• **Direction**: Please find every line in the material below that contains the string "data", and copy each of those lines. Case counts.

[START OF Input material]

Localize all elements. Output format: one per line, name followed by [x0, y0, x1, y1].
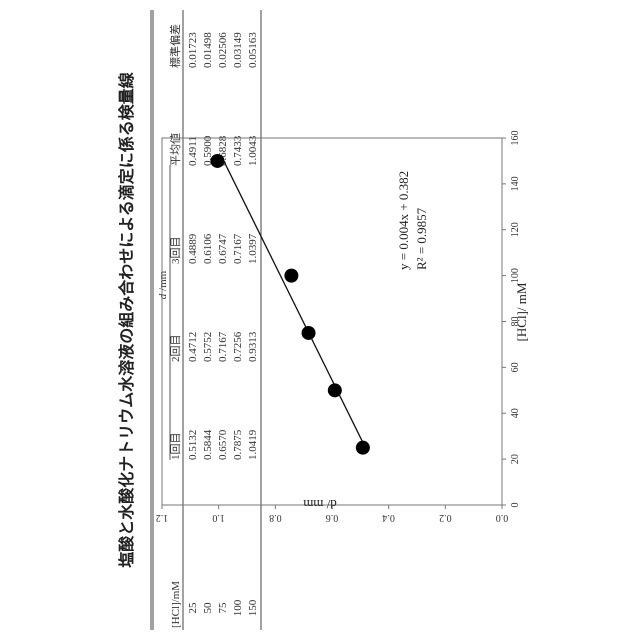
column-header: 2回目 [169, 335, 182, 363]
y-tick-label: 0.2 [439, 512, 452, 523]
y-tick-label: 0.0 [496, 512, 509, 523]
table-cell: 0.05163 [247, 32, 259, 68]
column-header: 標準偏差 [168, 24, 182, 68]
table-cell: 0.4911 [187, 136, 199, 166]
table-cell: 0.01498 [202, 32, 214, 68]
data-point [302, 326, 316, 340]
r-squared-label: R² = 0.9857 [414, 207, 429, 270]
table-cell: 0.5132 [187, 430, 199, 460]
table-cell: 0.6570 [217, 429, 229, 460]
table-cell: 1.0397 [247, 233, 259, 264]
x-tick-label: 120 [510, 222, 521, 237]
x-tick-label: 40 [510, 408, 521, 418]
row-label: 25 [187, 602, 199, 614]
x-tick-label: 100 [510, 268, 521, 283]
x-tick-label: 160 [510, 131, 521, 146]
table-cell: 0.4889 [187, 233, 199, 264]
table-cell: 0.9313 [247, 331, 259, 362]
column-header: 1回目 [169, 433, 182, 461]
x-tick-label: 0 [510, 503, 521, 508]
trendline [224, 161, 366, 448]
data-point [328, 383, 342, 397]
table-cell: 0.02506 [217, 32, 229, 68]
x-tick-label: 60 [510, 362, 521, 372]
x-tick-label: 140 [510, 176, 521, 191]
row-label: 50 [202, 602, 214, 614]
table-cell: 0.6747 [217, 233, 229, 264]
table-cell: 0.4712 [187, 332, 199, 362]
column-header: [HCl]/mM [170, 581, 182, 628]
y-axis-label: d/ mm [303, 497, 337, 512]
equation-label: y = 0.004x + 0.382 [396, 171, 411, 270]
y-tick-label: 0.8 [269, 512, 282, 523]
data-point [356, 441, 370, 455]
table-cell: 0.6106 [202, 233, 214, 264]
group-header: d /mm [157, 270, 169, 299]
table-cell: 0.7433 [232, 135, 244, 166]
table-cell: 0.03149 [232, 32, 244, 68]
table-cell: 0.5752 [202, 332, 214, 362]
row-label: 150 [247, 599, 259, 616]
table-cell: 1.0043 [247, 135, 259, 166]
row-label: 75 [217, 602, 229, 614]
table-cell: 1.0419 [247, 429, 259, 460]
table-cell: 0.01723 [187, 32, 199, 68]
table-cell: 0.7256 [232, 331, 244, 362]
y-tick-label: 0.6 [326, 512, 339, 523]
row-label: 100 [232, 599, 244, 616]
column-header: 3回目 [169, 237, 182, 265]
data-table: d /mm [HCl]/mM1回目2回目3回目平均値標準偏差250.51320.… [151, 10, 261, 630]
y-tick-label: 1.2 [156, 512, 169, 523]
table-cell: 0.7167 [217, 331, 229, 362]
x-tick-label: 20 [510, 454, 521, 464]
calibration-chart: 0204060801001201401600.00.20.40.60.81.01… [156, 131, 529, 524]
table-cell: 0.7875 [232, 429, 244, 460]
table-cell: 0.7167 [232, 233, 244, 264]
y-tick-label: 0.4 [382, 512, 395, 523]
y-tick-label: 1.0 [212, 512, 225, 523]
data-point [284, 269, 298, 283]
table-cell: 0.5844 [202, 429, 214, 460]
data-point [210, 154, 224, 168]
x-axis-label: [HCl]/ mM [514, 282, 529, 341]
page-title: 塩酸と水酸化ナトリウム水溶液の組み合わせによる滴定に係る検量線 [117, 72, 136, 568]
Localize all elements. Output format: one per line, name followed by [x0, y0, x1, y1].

[END OF Input material]

• **Worked answer**:
data-point [302, 326, 316, 340]
data-point [328, 383, 342, 397]
data-point [356, 441, 370, 455]
data-table: d /mm [HCl]/mM1回目2回目3回目平均値標準偏差250.51320.… [151, 10, 261, 630]
data-point [284, 269, 298, 283]
data-point [210, 154, 224, 168]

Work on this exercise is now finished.